- **WHAT NEEDS TO BE DONE**
Pull out every line below that contains the word "screenshot".

- **SUPPLIED DATA**
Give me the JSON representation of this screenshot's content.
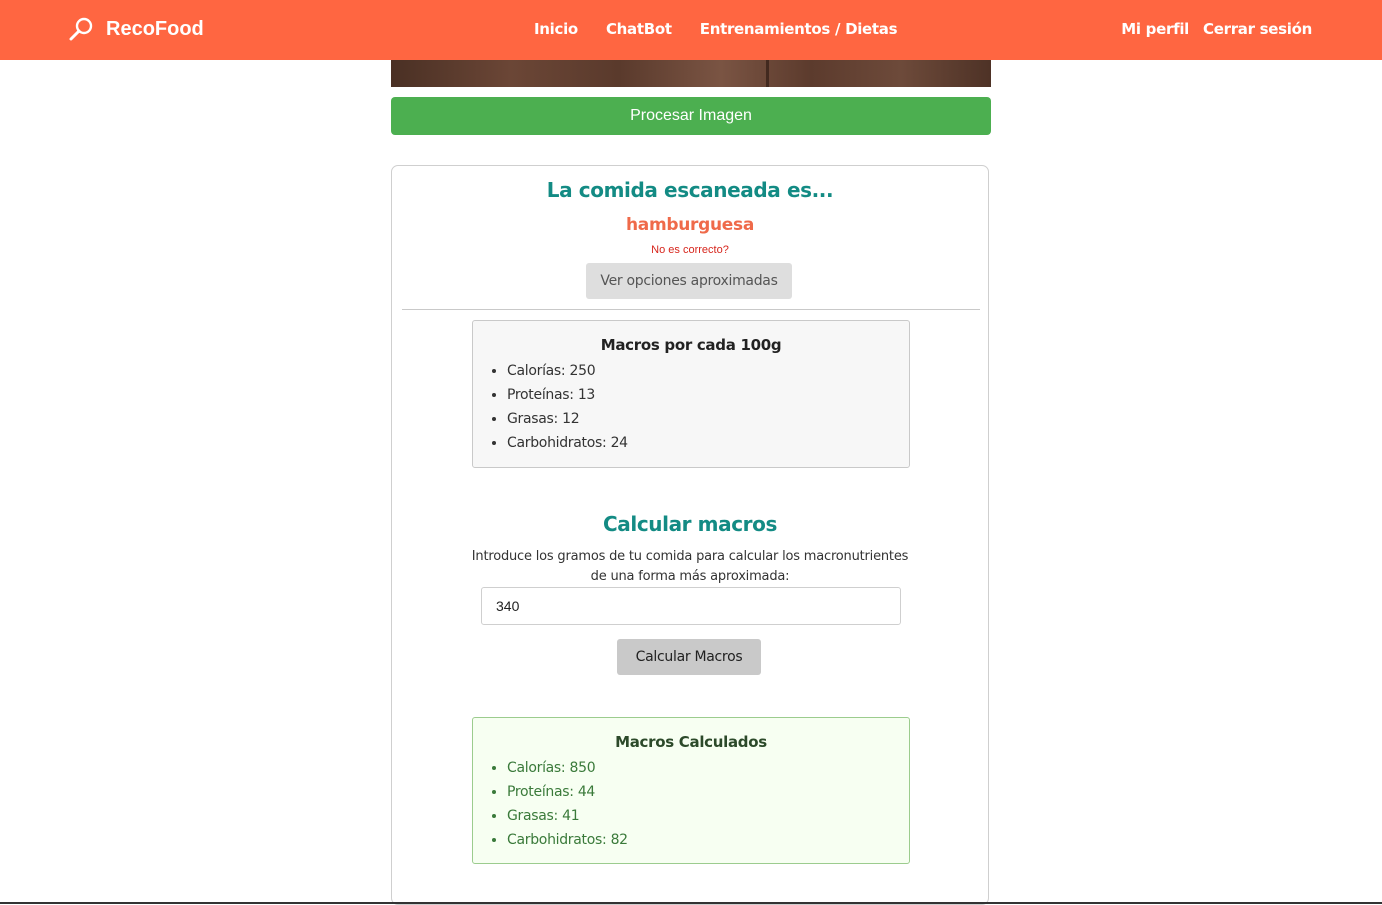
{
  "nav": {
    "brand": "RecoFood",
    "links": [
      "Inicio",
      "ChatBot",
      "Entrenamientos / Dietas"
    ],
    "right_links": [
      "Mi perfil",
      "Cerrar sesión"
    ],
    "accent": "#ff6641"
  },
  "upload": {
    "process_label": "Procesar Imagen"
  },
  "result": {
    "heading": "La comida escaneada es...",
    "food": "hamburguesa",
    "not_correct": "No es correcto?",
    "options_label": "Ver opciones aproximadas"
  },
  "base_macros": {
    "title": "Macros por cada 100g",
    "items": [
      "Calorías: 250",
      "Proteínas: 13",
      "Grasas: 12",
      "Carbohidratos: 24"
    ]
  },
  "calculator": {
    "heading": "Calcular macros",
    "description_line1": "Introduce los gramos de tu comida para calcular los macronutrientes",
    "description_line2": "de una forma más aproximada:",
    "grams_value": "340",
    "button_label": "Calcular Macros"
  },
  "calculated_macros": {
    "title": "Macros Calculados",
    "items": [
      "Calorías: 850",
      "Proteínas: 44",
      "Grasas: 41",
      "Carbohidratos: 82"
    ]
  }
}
...
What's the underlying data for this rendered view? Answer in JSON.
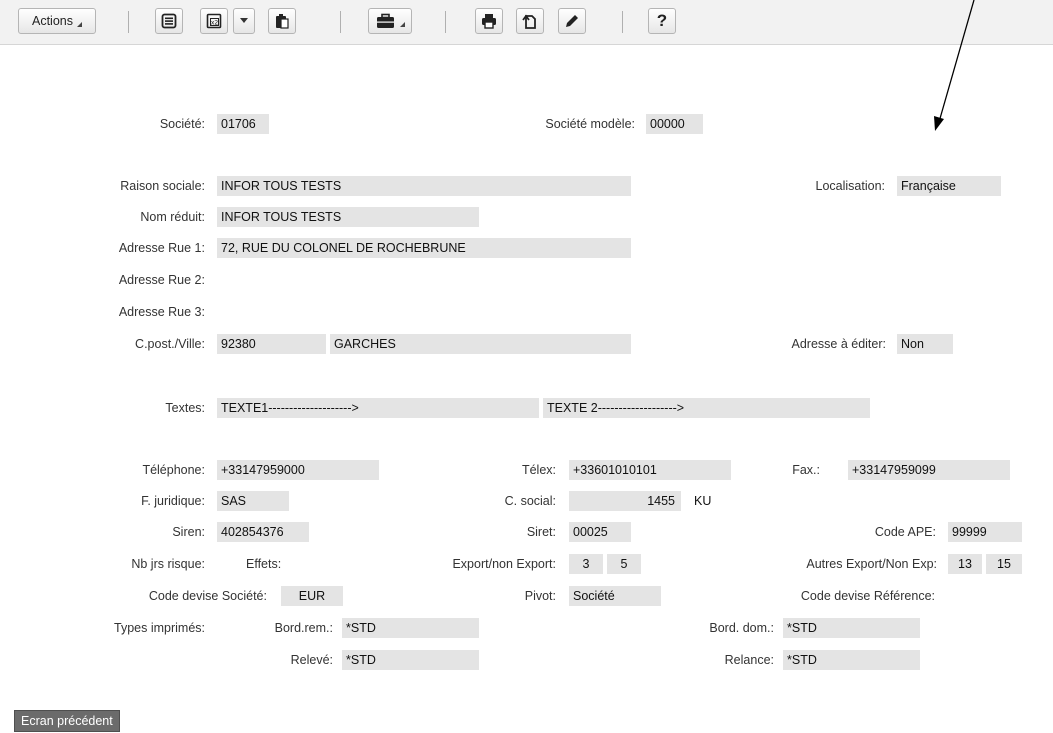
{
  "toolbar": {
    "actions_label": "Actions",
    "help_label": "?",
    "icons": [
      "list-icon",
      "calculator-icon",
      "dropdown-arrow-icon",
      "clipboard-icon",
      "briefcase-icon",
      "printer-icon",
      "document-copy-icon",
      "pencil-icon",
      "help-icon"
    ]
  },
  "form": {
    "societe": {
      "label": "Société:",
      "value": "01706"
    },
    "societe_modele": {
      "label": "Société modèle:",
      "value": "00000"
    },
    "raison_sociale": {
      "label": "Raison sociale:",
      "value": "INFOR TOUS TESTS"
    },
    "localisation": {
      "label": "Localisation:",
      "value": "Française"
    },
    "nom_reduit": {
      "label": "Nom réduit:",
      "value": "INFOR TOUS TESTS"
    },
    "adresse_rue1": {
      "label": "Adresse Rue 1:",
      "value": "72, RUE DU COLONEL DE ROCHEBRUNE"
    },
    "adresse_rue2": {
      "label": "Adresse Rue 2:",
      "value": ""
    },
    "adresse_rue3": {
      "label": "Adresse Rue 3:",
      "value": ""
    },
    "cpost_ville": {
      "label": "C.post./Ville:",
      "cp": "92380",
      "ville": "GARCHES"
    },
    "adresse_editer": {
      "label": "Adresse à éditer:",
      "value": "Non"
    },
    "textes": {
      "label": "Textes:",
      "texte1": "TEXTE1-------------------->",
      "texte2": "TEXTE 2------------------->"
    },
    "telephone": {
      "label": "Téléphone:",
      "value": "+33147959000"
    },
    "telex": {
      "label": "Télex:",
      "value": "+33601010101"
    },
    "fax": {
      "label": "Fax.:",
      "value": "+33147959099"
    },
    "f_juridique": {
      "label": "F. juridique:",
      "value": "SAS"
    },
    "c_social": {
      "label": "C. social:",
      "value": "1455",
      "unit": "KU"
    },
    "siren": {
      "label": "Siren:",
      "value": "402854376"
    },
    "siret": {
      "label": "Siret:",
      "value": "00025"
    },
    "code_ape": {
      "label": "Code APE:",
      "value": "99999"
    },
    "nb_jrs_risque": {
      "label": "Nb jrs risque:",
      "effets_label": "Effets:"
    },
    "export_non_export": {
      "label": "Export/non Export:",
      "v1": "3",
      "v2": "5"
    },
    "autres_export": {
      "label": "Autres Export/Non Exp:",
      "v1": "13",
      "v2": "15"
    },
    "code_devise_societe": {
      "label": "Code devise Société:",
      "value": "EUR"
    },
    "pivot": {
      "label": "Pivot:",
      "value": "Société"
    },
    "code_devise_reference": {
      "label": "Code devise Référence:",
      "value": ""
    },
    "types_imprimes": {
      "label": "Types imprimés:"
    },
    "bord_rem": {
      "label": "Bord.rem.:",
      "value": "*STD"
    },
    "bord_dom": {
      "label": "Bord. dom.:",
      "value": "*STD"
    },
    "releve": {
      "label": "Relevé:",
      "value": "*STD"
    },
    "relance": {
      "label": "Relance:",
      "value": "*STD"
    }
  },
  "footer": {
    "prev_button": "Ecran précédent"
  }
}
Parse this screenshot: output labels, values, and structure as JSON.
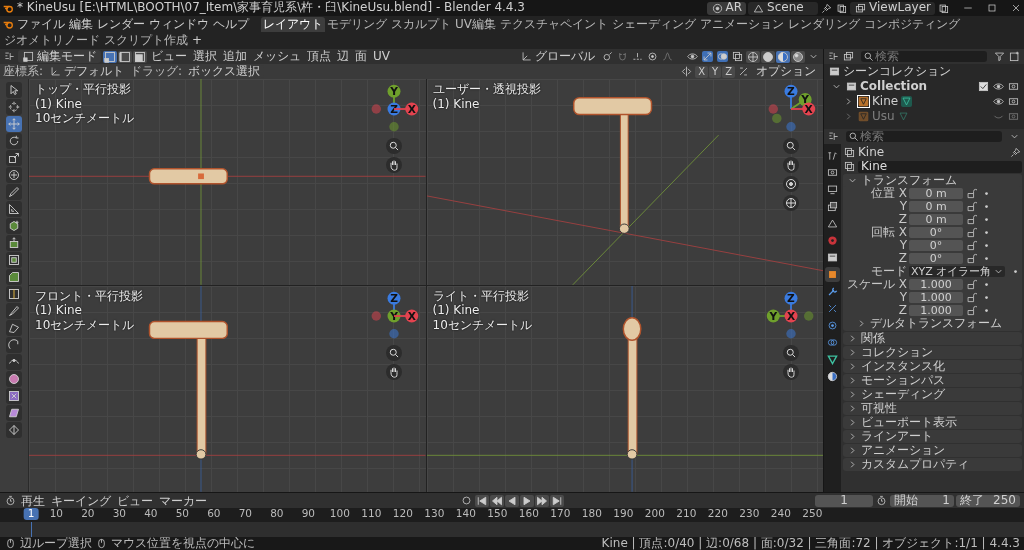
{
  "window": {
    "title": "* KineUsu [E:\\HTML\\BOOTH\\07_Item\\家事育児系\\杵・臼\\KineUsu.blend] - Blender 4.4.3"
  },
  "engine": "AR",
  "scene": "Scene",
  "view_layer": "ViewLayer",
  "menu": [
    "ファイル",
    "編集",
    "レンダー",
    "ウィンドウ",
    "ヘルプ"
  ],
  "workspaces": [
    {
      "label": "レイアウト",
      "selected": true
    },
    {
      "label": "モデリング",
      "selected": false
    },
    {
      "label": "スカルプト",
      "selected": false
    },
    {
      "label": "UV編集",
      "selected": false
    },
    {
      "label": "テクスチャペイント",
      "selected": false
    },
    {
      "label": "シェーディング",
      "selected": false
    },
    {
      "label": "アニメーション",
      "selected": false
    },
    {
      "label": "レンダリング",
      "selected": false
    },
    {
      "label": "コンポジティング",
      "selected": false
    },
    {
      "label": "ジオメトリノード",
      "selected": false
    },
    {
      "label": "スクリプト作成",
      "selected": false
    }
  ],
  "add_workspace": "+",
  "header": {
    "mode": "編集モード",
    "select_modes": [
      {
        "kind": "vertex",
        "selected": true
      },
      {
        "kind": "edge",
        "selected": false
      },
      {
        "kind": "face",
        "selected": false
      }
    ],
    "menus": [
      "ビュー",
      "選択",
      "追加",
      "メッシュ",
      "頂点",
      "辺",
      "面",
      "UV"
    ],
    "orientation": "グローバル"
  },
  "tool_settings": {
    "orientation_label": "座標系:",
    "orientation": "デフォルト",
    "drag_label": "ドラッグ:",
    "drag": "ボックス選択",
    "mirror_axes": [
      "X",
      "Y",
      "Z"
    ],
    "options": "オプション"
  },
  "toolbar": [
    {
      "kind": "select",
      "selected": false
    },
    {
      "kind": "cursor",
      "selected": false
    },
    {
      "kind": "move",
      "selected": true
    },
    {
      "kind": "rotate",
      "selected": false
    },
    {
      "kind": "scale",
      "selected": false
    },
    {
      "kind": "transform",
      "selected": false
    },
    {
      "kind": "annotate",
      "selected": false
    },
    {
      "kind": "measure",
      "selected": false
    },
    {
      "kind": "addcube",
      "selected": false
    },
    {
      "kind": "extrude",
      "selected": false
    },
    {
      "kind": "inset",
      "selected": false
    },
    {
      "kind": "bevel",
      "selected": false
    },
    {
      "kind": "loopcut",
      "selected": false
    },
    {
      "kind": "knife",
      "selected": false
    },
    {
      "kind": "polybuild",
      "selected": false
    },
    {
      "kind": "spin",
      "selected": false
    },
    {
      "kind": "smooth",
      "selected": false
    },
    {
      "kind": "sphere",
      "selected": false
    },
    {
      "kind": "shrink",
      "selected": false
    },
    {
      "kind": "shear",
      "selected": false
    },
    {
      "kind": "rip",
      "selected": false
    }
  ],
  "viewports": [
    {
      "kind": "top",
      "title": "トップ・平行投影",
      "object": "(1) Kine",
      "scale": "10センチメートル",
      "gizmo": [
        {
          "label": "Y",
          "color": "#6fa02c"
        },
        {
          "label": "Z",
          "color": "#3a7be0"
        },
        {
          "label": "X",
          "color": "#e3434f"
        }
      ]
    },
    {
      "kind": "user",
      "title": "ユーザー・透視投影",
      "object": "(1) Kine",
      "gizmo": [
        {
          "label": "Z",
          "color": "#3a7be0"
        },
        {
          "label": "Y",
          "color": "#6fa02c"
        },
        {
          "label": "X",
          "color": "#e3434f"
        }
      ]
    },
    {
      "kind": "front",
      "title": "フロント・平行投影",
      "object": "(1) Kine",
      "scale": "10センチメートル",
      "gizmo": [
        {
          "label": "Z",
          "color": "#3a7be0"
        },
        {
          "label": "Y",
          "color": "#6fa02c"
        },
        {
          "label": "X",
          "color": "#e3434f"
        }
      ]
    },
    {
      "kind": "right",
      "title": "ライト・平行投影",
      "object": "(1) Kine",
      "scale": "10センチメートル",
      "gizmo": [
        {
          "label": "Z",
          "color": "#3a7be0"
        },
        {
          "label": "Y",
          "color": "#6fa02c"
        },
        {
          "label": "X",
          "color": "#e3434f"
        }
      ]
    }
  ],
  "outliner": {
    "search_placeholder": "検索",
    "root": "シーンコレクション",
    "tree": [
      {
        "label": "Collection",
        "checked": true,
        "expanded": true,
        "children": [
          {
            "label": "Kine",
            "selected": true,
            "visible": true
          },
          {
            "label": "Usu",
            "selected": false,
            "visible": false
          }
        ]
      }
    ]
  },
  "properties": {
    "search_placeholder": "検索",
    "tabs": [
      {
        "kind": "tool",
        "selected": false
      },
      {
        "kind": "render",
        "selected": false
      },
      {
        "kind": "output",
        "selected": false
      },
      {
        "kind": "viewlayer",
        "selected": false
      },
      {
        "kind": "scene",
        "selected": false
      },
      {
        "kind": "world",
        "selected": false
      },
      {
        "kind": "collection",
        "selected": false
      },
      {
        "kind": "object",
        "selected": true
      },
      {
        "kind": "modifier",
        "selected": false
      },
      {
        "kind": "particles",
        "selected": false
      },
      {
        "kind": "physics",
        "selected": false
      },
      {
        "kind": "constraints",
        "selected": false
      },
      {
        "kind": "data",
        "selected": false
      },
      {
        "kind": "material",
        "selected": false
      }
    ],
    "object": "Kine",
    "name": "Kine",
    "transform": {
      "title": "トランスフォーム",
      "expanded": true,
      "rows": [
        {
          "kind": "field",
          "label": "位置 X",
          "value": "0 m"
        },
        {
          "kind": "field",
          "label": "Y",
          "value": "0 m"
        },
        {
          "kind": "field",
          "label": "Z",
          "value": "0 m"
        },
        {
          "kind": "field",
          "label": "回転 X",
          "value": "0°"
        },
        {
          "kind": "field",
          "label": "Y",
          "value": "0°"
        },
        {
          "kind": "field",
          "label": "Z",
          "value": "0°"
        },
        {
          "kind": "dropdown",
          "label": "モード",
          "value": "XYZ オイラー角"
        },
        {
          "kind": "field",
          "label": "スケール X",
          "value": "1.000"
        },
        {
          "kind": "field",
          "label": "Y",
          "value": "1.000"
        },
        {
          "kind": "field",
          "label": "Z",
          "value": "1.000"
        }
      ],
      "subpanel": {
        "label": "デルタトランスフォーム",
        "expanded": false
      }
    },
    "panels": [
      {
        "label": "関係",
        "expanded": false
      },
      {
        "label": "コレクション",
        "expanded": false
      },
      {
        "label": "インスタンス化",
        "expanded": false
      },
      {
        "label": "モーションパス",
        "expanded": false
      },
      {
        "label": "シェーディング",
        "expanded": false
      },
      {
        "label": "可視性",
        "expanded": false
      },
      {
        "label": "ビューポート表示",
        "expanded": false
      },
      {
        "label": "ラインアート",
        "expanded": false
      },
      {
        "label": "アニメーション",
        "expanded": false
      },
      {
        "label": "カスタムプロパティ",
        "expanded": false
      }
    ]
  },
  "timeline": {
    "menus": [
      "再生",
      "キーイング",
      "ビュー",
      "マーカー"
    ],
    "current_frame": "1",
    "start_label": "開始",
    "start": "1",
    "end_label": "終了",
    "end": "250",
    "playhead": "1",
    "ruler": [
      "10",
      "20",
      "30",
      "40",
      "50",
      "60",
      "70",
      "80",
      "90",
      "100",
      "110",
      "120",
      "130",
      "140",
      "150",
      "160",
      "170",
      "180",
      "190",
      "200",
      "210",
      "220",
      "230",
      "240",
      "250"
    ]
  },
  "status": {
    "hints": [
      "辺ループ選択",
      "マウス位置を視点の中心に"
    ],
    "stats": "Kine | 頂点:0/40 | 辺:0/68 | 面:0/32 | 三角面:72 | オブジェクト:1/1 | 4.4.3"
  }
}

- **COMPLETE OUTPUT**
Give me the JSON representation of this screenshot's content.
Parse this screenshot: output labels, values, and structure as JSON.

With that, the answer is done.